● **Challenge**:
Set down the records once more, please, exactly and with the pictures left out.

[Source data]
-- BEGIN --

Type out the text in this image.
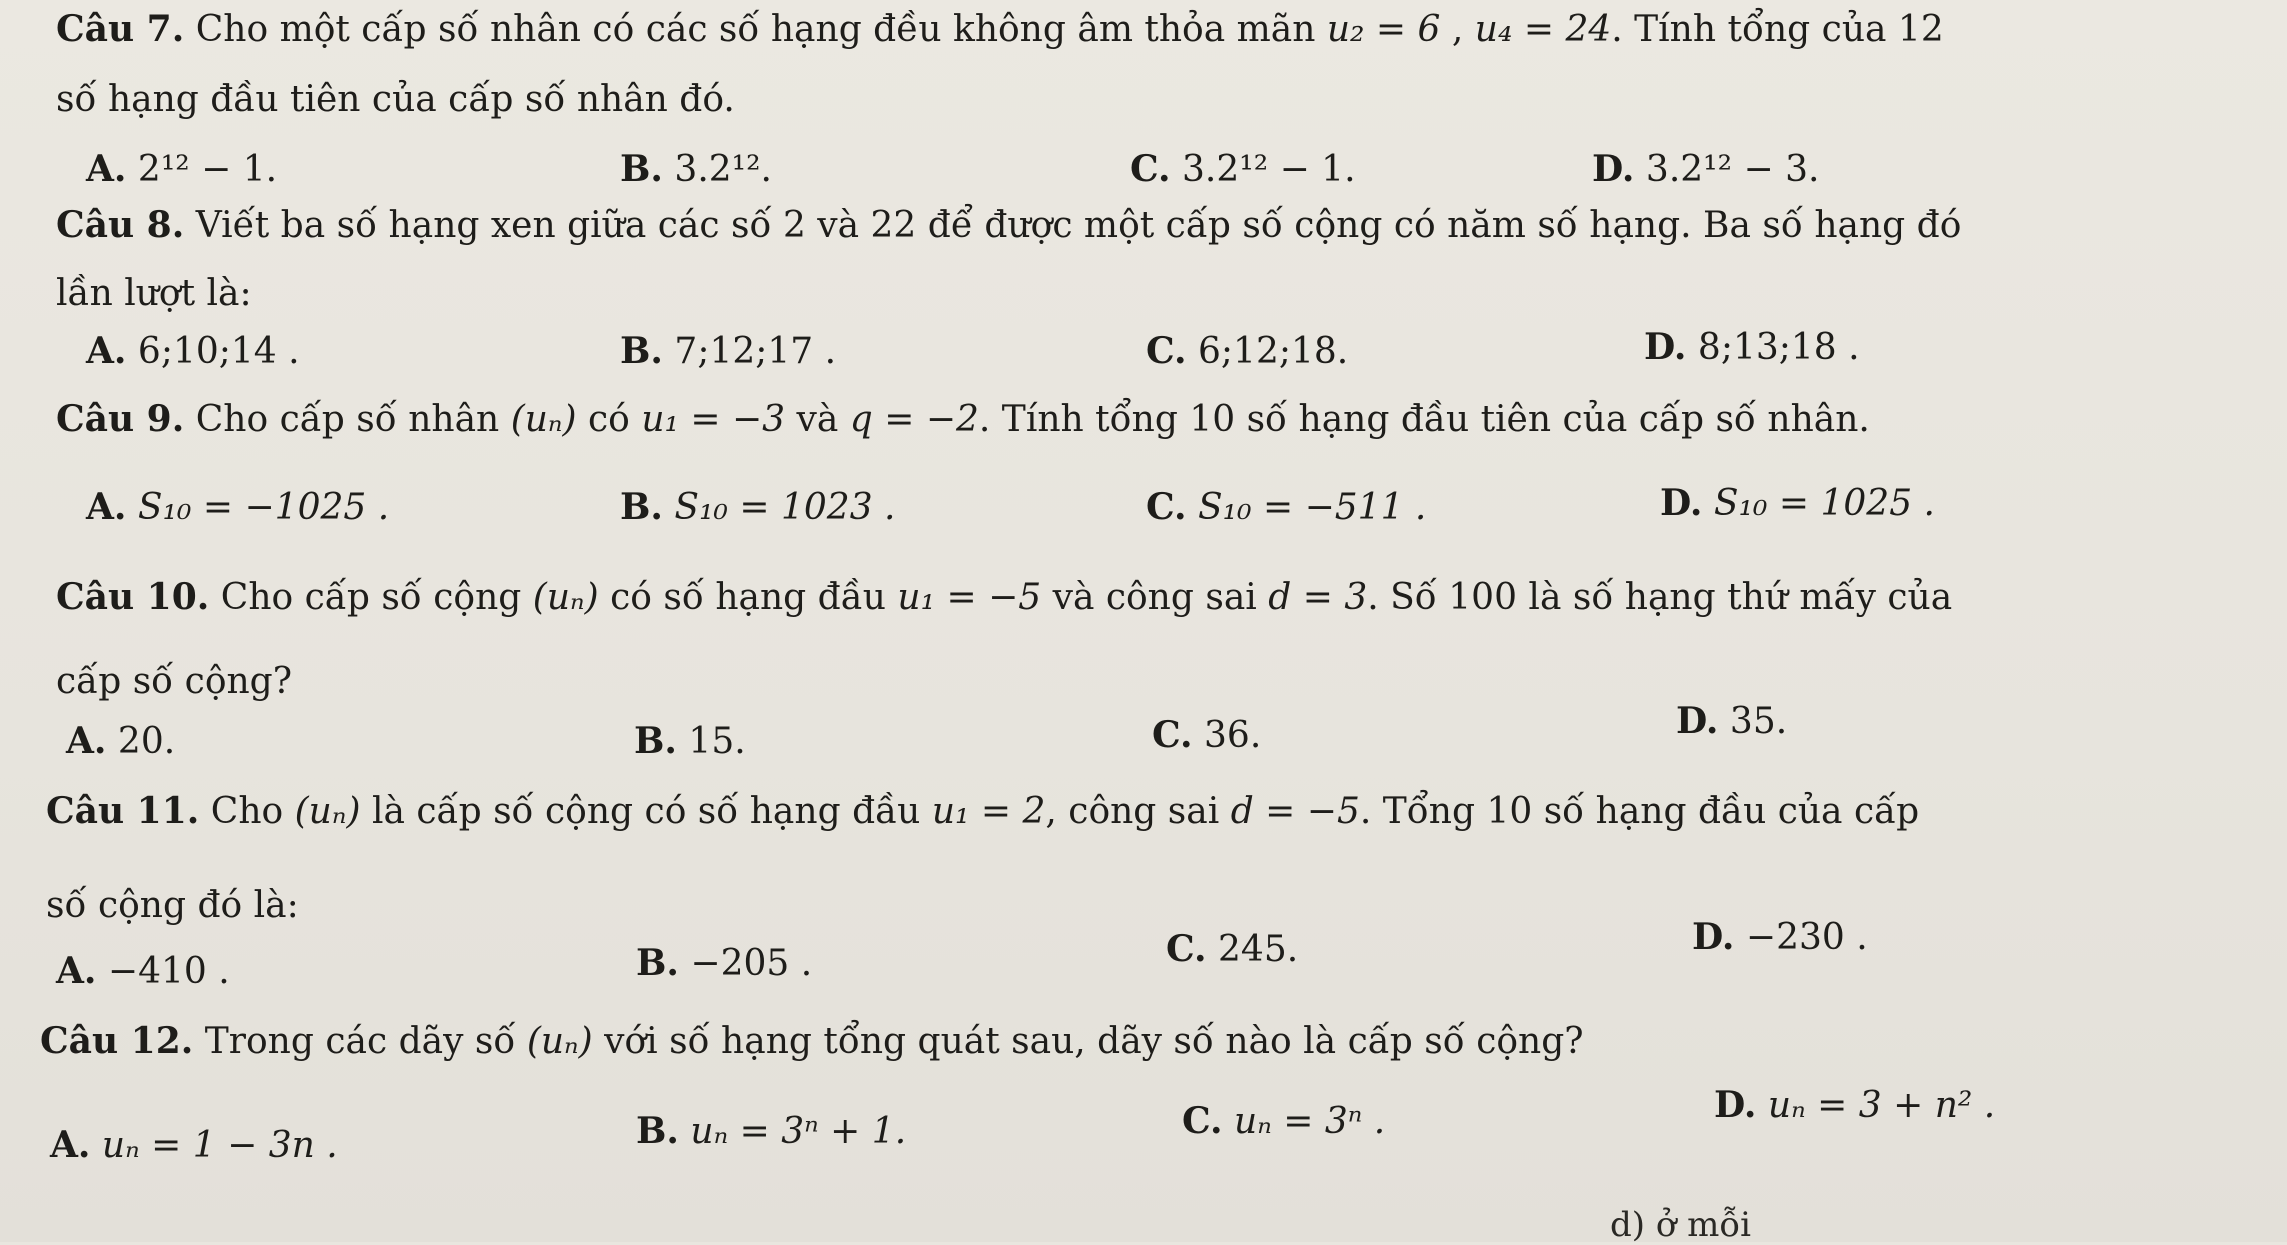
Câu 7. Cho một cấp số nhân có các số hạng đều không âm thỏa mãn u₂ = 6 , u₄ = 24. Tính tổng của 12
số hạng đầu tiên của cấp số nhân đó.
A. 2¹² − 1.	B. 3.2¹².	C. 3.2¹² − 1.	D. 3.2¹² − 3.
Câu 8. Viết ba số hạng xen giữa các số 2 và 22 để được một cấp số cộng có năm số hạng. Ba số hạng đó
lần lượt là:
A. 6;10;14 .	B. 7;12;17 .	C. 6;12;18.	D. 8;13;18 .
Câu 9. Cho cấp số nhân (uₙ) có u₁ = −3 và q = −2. Tính tổng 10 số hạng đầu tiên của cấp số nhân.
A. S₁₀ = −1025 .	B. S₁₀ = 1023 .	C. S₁₀ = −511 .	D. S₁₀ = 1025 .
Câu 10. Cho cấp số cộng (uₙ) có số hạng đầu u₁ = −5 và công sai d = 3. Số 100 là số hạng thứ mấy của
cấp số cộng?
A. 20.	B. 15.	C. 36.	D. 35.
Câu 11. Cho (uₙ) là cấp số cộng có số hạng đầu u₁ = 2, công sai d = −5. Tổng 10 số hạng đầu của cấp
số cộng đó là:
A. −410 .	B. −205 .	C. 245.	D. −230 .
Câu 12. Trong các dãy số (uₙ) với số hạng tổng quát sau, dãy số nào là cấp số cộng?
A. uₙ = 1 − 3n .	B. uₙ = 3ⁿ + 1.	C. uₙ = 3ⁿ .	D. uₙ = 3 + n² .
d) ở mỗi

-- END --

● **The completed task**:
Type out the text in this image.
Câu 7. Cho một cấp số nhân có các số hạng đều không âm thỏa mãn u₂ = 6 , u₄ = 24. Tính tổng của 12
số hạng đầu tiên của cấp số nhân đó.
A. 2¹² − 1.	B. 3.2¹².	C. 3.2¹² − 1.	D. 3.2¹² − 3.
Câu 8. Viết ba số hạng xen giữa các số 2 và 22 để được một cấp số cộng có năm số hạng. Ba số hạng đó
lần lượt là:
A. 6;10;14 .	B. 7;12;17 .	C. 6;12;18.	D. 8;13;18 .
Câu 9. Cho cấp số nhân (uₙ) có u₁ = −3 và q = −2. Tính tổng 10 số hạng đầu tiên của cấp số nhân.
A. S₁₀ = −1025 .	B. S₁₀ = 1023 .	C. S₁₀ = −511 .	D. S₁₀ = 1025 .
Câu 10. Cho cấp số cộng (uₙ) có số hạng đầu u₁ = −5 và công sai d = 3. Số 100 là số hạng thứ mấy của
cấp số cộng?
A. 20.	B. 15.	C. 36.	D. 35.
Câu 11. Cho (uₙ) là cấp số cộng có số hạng đầu u₁ = 2, công sai d = −5. Tổng 10 số hạng đầu của cấp
số cộng đó là:
A. −410 .	B. −205 .	C. 245.	D. −230 .
Câu 12. Trong các dãy số (uₙ) với số hạng tổng quát sau, dãy số nào là cấp số cộng?
A. uₙ = 1 − 3n .	B. uₙ = 3ⁿ + 1.	C. uₙ = 3ⁿ .	D. uₙ = 3 + n² .
d) ở mỗi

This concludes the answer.